▸ Data extract
+-------+

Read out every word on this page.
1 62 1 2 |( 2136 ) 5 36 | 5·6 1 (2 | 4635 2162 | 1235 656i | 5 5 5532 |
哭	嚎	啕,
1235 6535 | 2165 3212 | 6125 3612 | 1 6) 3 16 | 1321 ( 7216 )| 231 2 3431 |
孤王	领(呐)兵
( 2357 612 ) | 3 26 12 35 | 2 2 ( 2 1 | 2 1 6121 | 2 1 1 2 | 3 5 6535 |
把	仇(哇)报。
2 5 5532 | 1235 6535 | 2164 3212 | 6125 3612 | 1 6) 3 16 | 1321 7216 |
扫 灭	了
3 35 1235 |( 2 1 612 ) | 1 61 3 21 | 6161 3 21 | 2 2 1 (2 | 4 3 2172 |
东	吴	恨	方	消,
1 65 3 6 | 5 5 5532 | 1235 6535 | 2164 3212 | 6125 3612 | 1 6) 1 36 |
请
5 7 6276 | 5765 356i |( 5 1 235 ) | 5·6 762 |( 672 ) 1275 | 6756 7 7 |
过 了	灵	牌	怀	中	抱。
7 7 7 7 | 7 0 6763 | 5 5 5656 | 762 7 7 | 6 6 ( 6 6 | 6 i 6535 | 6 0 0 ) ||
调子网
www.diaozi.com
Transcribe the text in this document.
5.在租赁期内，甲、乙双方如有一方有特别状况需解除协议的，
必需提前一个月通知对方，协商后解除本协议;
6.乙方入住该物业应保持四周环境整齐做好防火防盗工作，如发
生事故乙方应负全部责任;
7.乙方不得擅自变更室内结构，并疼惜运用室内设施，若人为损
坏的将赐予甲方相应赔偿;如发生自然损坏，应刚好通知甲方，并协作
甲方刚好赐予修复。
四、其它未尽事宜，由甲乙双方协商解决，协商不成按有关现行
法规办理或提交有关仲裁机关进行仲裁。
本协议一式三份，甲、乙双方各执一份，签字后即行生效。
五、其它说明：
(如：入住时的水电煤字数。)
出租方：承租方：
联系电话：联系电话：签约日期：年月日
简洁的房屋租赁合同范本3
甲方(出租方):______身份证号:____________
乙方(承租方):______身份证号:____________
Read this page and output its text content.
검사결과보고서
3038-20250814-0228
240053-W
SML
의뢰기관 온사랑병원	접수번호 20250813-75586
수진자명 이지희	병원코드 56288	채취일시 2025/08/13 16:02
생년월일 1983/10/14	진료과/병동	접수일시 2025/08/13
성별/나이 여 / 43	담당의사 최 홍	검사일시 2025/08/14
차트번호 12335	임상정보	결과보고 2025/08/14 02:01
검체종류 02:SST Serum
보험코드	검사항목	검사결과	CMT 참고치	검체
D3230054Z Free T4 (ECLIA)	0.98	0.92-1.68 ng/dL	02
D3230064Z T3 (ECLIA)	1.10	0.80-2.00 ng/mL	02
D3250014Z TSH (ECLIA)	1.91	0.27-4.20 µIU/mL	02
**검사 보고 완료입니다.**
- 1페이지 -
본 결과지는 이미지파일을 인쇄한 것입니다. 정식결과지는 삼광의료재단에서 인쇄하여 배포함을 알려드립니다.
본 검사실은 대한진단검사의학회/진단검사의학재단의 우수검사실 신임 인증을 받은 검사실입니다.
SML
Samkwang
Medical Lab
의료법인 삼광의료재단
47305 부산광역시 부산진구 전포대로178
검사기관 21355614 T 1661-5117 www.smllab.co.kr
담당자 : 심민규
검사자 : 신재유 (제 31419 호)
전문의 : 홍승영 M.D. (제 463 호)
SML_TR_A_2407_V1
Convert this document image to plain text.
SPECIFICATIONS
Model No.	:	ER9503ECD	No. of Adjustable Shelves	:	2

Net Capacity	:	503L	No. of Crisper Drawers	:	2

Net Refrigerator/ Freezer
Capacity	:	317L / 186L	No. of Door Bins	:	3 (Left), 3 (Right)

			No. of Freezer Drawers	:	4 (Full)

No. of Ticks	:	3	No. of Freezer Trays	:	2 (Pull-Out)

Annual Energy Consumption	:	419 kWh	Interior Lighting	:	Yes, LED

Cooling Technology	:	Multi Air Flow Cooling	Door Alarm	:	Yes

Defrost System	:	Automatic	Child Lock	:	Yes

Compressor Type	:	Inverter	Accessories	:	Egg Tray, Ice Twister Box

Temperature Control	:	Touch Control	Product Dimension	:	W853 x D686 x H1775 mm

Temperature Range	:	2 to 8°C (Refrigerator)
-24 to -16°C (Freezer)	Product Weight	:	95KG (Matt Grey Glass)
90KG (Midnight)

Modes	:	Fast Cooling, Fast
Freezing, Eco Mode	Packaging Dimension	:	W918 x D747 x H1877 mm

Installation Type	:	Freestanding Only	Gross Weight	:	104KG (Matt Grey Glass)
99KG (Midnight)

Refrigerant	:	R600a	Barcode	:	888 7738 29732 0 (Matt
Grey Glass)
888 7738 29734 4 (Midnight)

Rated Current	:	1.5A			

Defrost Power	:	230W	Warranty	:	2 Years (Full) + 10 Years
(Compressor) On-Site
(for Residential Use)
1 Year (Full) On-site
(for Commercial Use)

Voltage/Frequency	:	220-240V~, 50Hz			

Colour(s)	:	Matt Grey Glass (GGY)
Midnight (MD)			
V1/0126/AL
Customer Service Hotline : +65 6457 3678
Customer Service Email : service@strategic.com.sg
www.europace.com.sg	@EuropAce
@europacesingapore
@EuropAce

+-------+

▸ Work instructions
Repeat every line of the data, exactly and in full.

▸ Response to the task
Read out every word on this page.
1 62 1 2 |( 2136 ) 5 36 | 5·6 1 (2 | 4635 2162 | 1235 656i | 5 5 5532 |
哭	嚎	啕,
1235 6535 | 2165 3212 | 6125 3612 | 1 6) 3 16 | 1321 ( 7216 )| 231 2 3431 |
孤王	领(呐)兵
( 2357 612 ) | 3 26 12 35 | 2 2 ( 2 1 | 2 1 6121 | 2 1 1 2 | 3 5 6535 |
把	仇(哇)报。
2 5 5532 | 1235 6535 | 2164 3212 | 6125 3612 | 1 6) 3 16 | 1321 7216 |
扫 灭	了
3 35 1235 |( 2 1 612 ) | 1 61 3 21 | 6161 3 21 | 2 2 1 (2 | 4 3 2172 |
东	吴	恨	方	消,
1 65 3 6 | 5 5 5532 | 1235 6535 | 2164 3212 | 6125 3612 | 1 6) 1 36 |
请
5 7 6276 | 5765 356i |( 5 1 235 ) | 5·6 762 |( 672 ) 1275 | 6756 7 7 |
过 了	灵	牌	怀	中	抱。
7 7 7 7 | 7 0 6763 | 5 5 5656 | 762 7 7 | 6 6 ( 6 6 | 6 i 6535 | 6 0 0 ) ||
调子网
www.diaozi.com
Transcribe the text in this document.
5.在租赁期内，甲、乙双方如有一方有特别状况需解除协议的，
必需提前一个月通知对方，协商后解除本协议;
6.乙方入住该物业应保持四周环境整齐做好防火防盗工作，如发
生事故乙方应负全部责任;
7.乙方不得擅自变更室内结构，并疼惜运用室内设施，若人为损
坏的将赐予甲方相应赔偿;如发生自然损坏，应刚好通知甲方，并协作
甲方刚好赐予修复。
四、其它未尽事宜，由甲乙双方协商解决，协商不成按有关现行
法规办理或提交有关仲裁机关进行仲裁。
本协议一式三份，甲、乙双方各执一份，签字后即行生效。
五、其它说明：
(如：入住时的水电煤字数。)
出租方：承租方：
联系电话：联系电话：签约日期：年月日
简洁的房屋租赁合同范本3
甲方(出租方):______身份证号:____________
乙方(承租方):______身份证号:____________
Read this page and output its text content.
검사결과보고서
3038-20250814-0228
240053-W
SML
의뢰기관 온사랑병원	접수번호 20250813-75586
수진자명 이지희	병원코드 56288	채취일시 2025/08/13 16:02
생년월일 1983/10/14	진료과/병동	접수일시 2025/08/13
성별/나이 여 / 43	담당의사 최 홍	검사일시 2025/08/14
차트번호 12335	임상정보	결과보고 2025/08/14 02:01
검체종류 02:SST Serum
보험코드	검사항목	검사결과	CMT 참고치	검체
D3230054Z Free T4 (ECLIA)	0.98	0.92-1.68 ng/dL	02
D3230064Z T3 (ECLIA)	1.10	0.80-2.00 ng/mL	02
D3250014Z TSH (ECLIA)	1.91	0.27-4.20 µIU/mL	02
**검사 보고 완료입니다.**
- 1페이지 -
본 결과지는 이미지파일을 인쇄한 것입니다. 정식결과지는 삼광의료재단에서 인쇄하여 배포함을 알려드립니다.
본 검사실은 대한진단검사의학회/진단검사의학재단의 우수검사실 신임 인증을 받은 검사실입니다.
SML
Samkwang
Medical Lab
의료법인 삼광의료재단
47305 부산광역시 부산진구 전포대로178
검사기관 21355614 T 1661-5117 www.smllab.co.kr
담당자 : 심민규
검사자 : 신재유 (제 31419 호)
전문의 : 홍승영 M.D. (제 463 호)
SML_TR_A_2407_V1
Convert this document image to plain text.
SPECIFICATIONS
Model No.	:	ER9503ECD	No. of Adjustable Shelves	:	2

Net Capacity	:	503L	No. of Crisper Drawers	:	2

Net Refrigerator/ Freezer
Capacity	:	317L / 186L	No. of Door Bins	:	3 (Left), 3 (Right)

			No. of Freezer Drawers	:	4 (Full)

No. of Ticks	:	3	No. of Freezer Trays	:	2 (Pull-Out)

Annual Energy Consumption	:	419 kWh	Interior Lighting	:	Yes, LED

Cooling Technology	:	Multi Air Flow Cooling	Door Alarm	:	Yes

Defrost System	:	Automatic	Child Lock	:	Yes

Compressor Type	:	Inverter	Accessories	:	Egg Tray, Ice Twister Box

Temperature Control	:	Touch Control	Product Dimension	:	W853 x D686 x H1775 mm

Temperature Range	:	2 to 8°C (Refrigerator)
-24 to -16°C (Freezer)	Product Weight	:	95KG (Matt Grey Glass)
90KG (Midnight)

Modes	:	Fast Cooling, Fast
Freezing, Eco Mode	Packaging Dimension	:	W918 x D747 x H1877 mm

Installation Type	:	Freestanding Only	Gross Weight	:	104KG (Matt Grey Glass)
99KG (Midnight)

Refrigerant	:	R600a	Barcode	:	888 7738 29732 0 (Matt
Grey Glass)
888 7738 29734 4 (Midnight)

Rated Current	:	1.5A			

Defrost Power	:	230W	Warranty	:	2 Years (Full) + 10 Years
(Compressor) On-Site
(for Residential Use)
1 Year (Full) On-site
(for Commercial Use)

Voltage/Frequency	:	220-240V~, 50Hz			

Colour(s)	:	Matt Grey Glass (GGY)
Midnight (MD)			
V1/0126/AL
Customer Service Hotline : +65 6457 3678
Customer Service Email : service@strategic.com.sg
www.europace.com.sg	@EuropAce
@europacesingapore
@EuropAce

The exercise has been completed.